+++ Material supplied
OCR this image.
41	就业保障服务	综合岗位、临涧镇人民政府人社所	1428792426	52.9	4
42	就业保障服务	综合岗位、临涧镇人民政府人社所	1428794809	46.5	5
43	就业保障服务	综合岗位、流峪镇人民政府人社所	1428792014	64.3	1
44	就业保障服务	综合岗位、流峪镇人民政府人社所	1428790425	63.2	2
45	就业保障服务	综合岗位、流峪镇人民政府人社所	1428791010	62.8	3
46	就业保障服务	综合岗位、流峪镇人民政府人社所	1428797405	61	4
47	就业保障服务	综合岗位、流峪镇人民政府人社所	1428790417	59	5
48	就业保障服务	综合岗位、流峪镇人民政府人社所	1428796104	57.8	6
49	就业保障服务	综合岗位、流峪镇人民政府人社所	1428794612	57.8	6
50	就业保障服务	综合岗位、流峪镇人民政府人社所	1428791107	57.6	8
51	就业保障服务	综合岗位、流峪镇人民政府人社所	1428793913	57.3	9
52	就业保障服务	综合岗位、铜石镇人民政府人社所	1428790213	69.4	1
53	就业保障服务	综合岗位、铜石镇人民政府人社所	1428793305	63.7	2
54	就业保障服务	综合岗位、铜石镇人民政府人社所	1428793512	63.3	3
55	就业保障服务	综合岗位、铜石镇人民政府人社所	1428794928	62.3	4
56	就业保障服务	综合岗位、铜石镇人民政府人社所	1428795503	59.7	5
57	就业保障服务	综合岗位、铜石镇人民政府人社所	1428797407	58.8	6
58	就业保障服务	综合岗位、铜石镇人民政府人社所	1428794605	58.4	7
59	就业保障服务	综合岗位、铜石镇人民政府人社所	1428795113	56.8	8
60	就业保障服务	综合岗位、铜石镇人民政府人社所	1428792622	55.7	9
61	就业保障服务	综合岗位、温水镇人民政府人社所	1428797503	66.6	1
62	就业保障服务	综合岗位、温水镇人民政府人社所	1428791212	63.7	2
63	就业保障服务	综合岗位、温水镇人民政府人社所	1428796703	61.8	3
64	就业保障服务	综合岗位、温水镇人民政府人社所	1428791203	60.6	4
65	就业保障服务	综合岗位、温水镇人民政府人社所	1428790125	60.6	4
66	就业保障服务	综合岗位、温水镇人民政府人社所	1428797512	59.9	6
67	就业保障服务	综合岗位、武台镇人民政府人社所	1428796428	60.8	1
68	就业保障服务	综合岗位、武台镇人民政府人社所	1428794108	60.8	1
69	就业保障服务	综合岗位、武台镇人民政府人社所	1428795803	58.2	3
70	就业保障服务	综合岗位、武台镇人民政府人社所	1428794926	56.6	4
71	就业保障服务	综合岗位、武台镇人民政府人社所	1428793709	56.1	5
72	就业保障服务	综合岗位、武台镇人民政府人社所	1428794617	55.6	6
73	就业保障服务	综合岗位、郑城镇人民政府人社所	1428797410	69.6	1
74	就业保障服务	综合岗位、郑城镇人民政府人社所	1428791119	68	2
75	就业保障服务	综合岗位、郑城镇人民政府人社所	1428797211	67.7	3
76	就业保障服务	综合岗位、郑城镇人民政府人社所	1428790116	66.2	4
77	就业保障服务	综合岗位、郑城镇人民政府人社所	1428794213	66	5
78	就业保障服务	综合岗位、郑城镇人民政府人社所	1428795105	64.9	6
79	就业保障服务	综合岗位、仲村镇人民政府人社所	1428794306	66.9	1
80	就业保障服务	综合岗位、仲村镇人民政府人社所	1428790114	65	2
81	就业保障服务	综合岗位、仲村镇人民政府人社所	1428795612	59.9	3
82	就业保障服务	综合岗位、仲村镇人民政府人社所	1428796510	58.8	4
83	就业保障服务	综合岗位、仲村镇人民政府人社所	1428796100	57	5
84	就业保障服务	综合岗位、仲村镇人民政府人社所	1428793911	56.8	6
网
++++++
- [Task prompt]:
Quote the material exactly, leaving nothing out.

- [Finished answer]:
OCR this image.
41	就业保障服务	综合岗位、临涧镇人民政府人社所	1428792426	52.9	4
42	就业保障服务	综合岗位、临涧镇人民政府人社所	1428794809	46.5	5
43	就业保障服务	综合岗位、流峪镇人民政府人社所	1428792014	64.3	1
44	就业保障服务	综合岗位、流峪镇人民政府人社所	1428790425	63.2	2
45	就业保障服务	综合岗位、流峪镇人民政府人社所	1428791010	62.8	3
46	就业保障服务	综合岗位、流峪镇人民政府人社所	1428797405	61	4
47	就业保障服务	综合岗位、流峪镇人民政府人社所	1428790417	59	5
48	就业保障服务	综合岗位、流峪镇人民政府人社所	1428796104	57.8	6
49	就业保障服务	综合岗位、流峪镇人民政府人社所	1428794612	57.8	6
50	就业保障服务	综合岗位、流峪镇人民政府人社所	1428791107	57.6	8
51	就业保障服务	综合岗位、流峪镇人民政府人社所	1428793913	57.3	9
52	就业保障服务	综合岗位、铜石镇人民政府人社所	1428790213	69.4	1
53	就业保障服务	综合岗位、铜石镇人民政府人社所	1428793305	63.7	2
54	就业保障服务	综合岗位、铜石镇人民政府人社所	1428793512	63.3	3
55	就业保障服务	综合岗位、铜石镇人民政府人社所	1428794928	62.3	4
56	就业保障服务	综合岗位、铜石镇人民政府人社所	1428795503	59.7	5
57	就业保障服务	综合岗位、铜石镇人民政府人社所	1428797407	58.8	6
58	就业保障服务	综合岗位、铜石镇人民政府人社所	1428794605	58.4	7
59	就业保障服务	综合岗位、铜石镇人民政府人社所	1428795113	56.8	8
60	就业保障服务	综合岗位、铜石镇人民政府人社所	1428792622	55.7	9
61	就业保障服务	综合岗位、温水镇人民政府人社所	1428797503	66.6	1
62	就业保障服务	综合岗位、温水镇人民政府人社所	1428791212	63.7	2
63	就业保障服务	综合岗位、温水镇人民政府人社所	1428796703	61.8	3
64	就业保障服务	综合岗位、温水镇人民政府人社所	1428791203	60.6	4
65	就业保障服务	综合岗位、温水镇人民政府人社所	1428790125	60.6	4
66	就业保障服务	综合岗位、温水镇人民政府人社所	1428797512	59.9	6
67	就业保障服务	综合岗位、武台镇人民政府人社所	1428796428	60.8	1
68	就业保障服务	综合岗位、武台镇人民政府人社所	1428794108	60.8	1
69	就业保障服务	综合岗位、武台镇人民政府人社所	1428795803	58.2	3
70	就业保障服务	综合岗位、武台镇人民政府人社所	1428794926	56.6	4
71	就业保障服务	综合岗位、武台镇人民政府人社所	1428793709	56.1	5
72	就业保障服务	综合岗位、武台镇人民政府人社所	1428794617	55.6	6
73	就业保障服务	综合岗位、郑城镇人民政府人社所	1428797410	69.6	1
74	就业保障服务	综合岗位、郑城镇人民政府人社所	1428791119	68	2
75	就业保障服务	综合岗位、郑城镇人民政府人社所	1428797211	67.7	3
76	就业保障服务	综合岗位、郑城镇人民政府人社所	1428790116	66.2	4
77	就业保障服务	综合岗位、郑城镇人民政府人社所	1428794213	66	5
78	就业保障服务	综合岗位、郑城镇人民政府人社所	1428795105	64.9	6
79	就业保障服务	综合岗位、仲村镇人民政府人社所	1428794306	66.9	1
80	就业保障服务	综合岗位、仲村镇人民政府人社所	1428790114	65	2
81	就业保障服务	综合岗位、仲村镇人民政府人社所	1428795612	59.9	3
82	就业保障服务	综合岗位、仲村镇人民政府人社所	1428796510	58.8	4
83	就业保障服务	综合岗位、仲村镇人民政府人社所	1428796100	57	5
84	就业保障服务	综合岗位、仲村镇人民政府人社所	1428793911	56.8	6
网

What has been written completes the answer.